## Objective a
According to the underwriting covenants, by when must the Company file the Prospectus under Rule 424?

## Extract to read
5. The Company covenants and agrees with the several Underwriters as
follows:
(a) to file the Prospectus in a form approved by you pursuant to
Rule 424 under the Securities Act not later than the Commission's close of
business on the second Business Day following the date of determination of the
offering price of the Securities;
(b) to deliver to each Representative and counsel for the
Underwriters, at the expense of the Company, a signed copy of the Registration
Statement (as originally filed) and each amendment thereto, in each case
including exhibits and documents incorporated by reference therein and, during
the period mentioned in paragraph (e) below, to each of the Underwriters as
many copies of the Prospectus (including all amendments and supplements
thereto) and documents incorporated by reference therein as you may reasonably
request, when filed with Commission.

## Supplied data
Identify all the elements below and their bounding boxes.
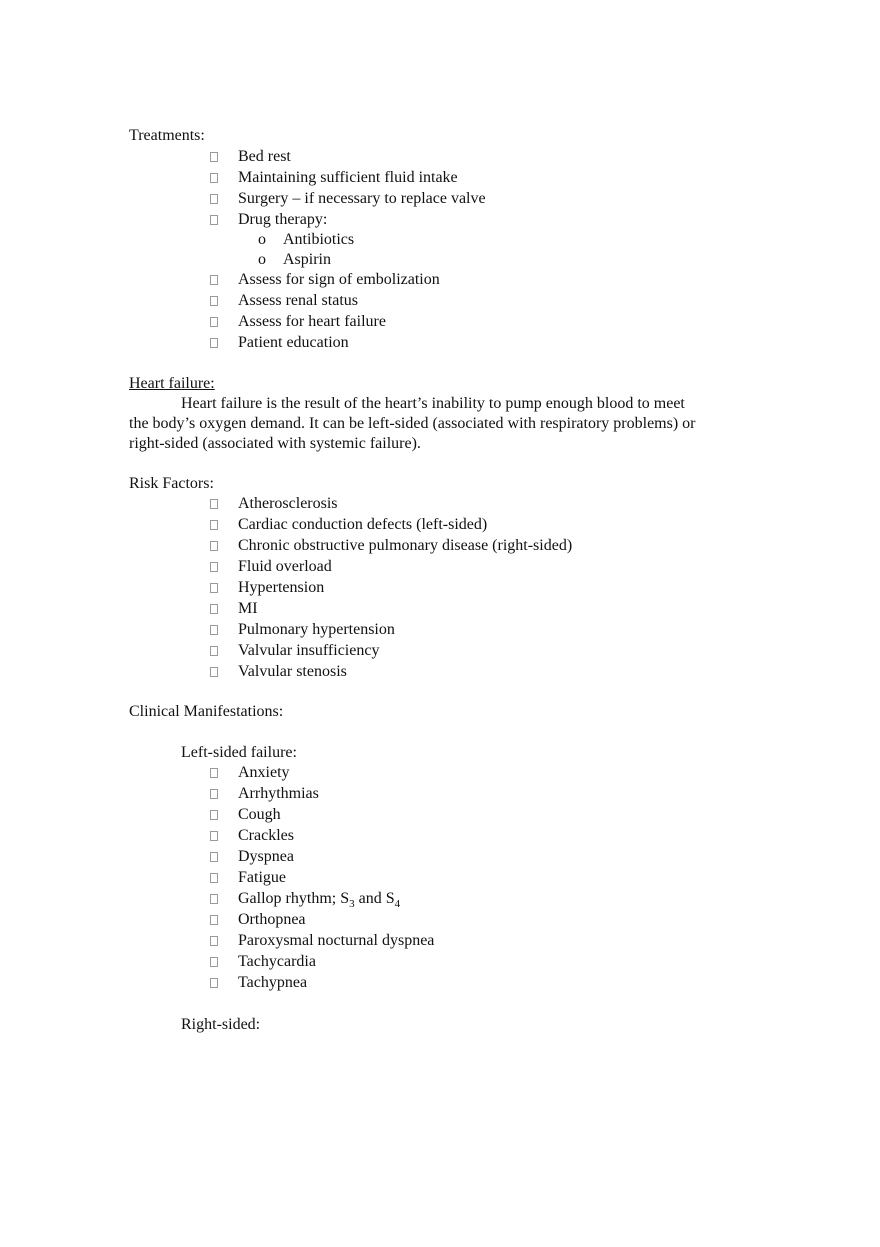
bullet-box-icon (210, 520, 218, 530)
bullet-box-icon (210, 831, 218, 841)
list-item: Hypertension (238, 579, 325, 596)
bullet-box-icon (210, 936, 218, 946)
bullet-box-icon (210, 852, 218, 862)
paragraph-line: right-sided (associated with systemic failure). (129, 435, 421, 452)
gallop-prefix: Gallop rhythm; S (238, 890, 350, 907)
list-item: Pulmonary hypertension (238, 621, 395, 638)
sub-list-item: Antibiotics (283, 231, 355, 248)
list-item: Orthopnea (238, 911, 306, 928)
bullet-box-icon (210, 915, 218, 925)
bullet-box-icon (210, 768, 218, 778)
list-item: Assess renal status (238, 292, 358, 309)
bullet-box-icon (210, 338, 218, 348)
list-item: Chronic obstructive pulmonary disease (right-sided) (238, 537, 573, 554)
bullet-box-icon (210, 873, 218, 883)
list-item: Cough (238, 806, 281, 823)
list-item: Fatigue (238, 869, 286, 886)
bullet-box-icon (210, 541, 218, 551)
bullet-box-icon (210, 646, 218, 656)
list-item: Atherosclerosis (238, 495, 338, 512)
bullet-box-icon (210, 296, 218, 306)
bullet-box-icon (210, 978, 218, 988)
list-item: Assess for heart failure (238, 313, 386, 330)
bullet-box-icon (210, 194, 218, 204)
list-item: Maintaining sufficient fluid intake (238, 169, 458, 186)
list-item: Surgery – if necessary to replace valve (238, 190, 486, 207)
list-item: Drug therapy: (238, 211, 328, 228)
bullet-box-icon (210, 562, 218, 572)
list-item: Anxiety (238, 764, 290, 781)
bullet-box-icon (210, 173, 218, 183)
paragraph-line: the body’s oxygen demand. It can be left-sided (associated with respiratory problems) or (129, 415, 696, 432)
list-item: Fluid overload (238, 558, 332, 575)
list-item: Crackles (238, 827, 294, 844)
bullet-box-icon (210, 810, 218, 820)
list-item: Valvular insufficiency (238, 642, 380, 659)
bullet-box-icon (210, 275, 218, 285)
heart-failure-heading: Heart failure: (129, 375, 215, 392)
right-sided-heading: Right-sided: (181, 1016, 261, 1033)
list-item: MI (238, 600, 258, 617)
gallop-sub-4: 4 (394, 898, 401, 911)
gallop-sub-3: 3 (349, 898, 355, 911)
clinical-heading: Clinical Manifestations: (129, 703, 284, 720)
sub-bullet-marker: o (258, 231, 266, 248)
sub-bullet-marker: o (258, 251, 266, 268)
bullet-box-icon (210, 957, 218, 967)
sub-list-item: Aspirin (283, 251, 331, 268)
list-item: Assess for sign of embolization (238, 271, 440, 288)
gallop-mid: and S (354, 890, 395, 907)
left-sided-heading: Left-sided failure: (181, 744, 297, 761)
bullet-box-icon (210, 667, 218, 677)
list-item: Paroxysmal nocturnal dyspnea (238, 932, 435, 949)
list-item: Tachycardia (238, 953, 316, 970)
list-item: Valvular stenosis (238, 663, 347, 680)
list-item: Cardiac conduction defects (left-sided) (238, 516, 488, 533)
bullet-box-icon (210, 604, 218, 614)
bullet-box-icon (210, 317, 218, 327)
list-item: Dyspnea (238, 848, 294, 865)
bullet-box-icon (210, 894, 218, 904)
bullet-box-icon (210, 215, 218, 225)
bullet-box-icon (210, 789, 218, 799)
list-item: Patient education (238, 334, 349, 351)
risk-factors-heading: Risk Factors: (129, 475, 214, 492)
bullet-box-icon (210, 152, 218, 162)
bullet-box-icon (210, 625, 218, 635)
paragraph-line: Heart failure is the result of the heart’s inability to pump enough blood to meet (181, 395, 685, 412)
list-item: Arrhythmias (238, 785, 319, 802)
bullet-box-icon (210, 499, 218, 509)
list-item: Tachypnea (238, 974, 308, 991)
bullet-box-icon (210, 583, 218, 593)
list-item: Bed rest (238, 148, 291, 165)
treatments-heading: Treatments: (129, 127, 205, 144)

## Objective b
In the entries, retype the lines from the line with "bullet-box-icon (210, 520, 218, 530)" to the line with "bullet-box-icon (210, 852, 218, 862)", both included.

## Worked solution a
Not later than the Commission's close of business on the second Business Day following the date of determination of the offering price of the Securities.

## Worked solution b
bullet-box-icon (210, 520, 218, 530)
bullet-box-icon (210, 831, 218, 841)
list-item: Hypertension (238, 579, 325, 596)
bullet-box-icon (210, 936, 218, 946)
bullet-box-icon (210, 852, 218, 862)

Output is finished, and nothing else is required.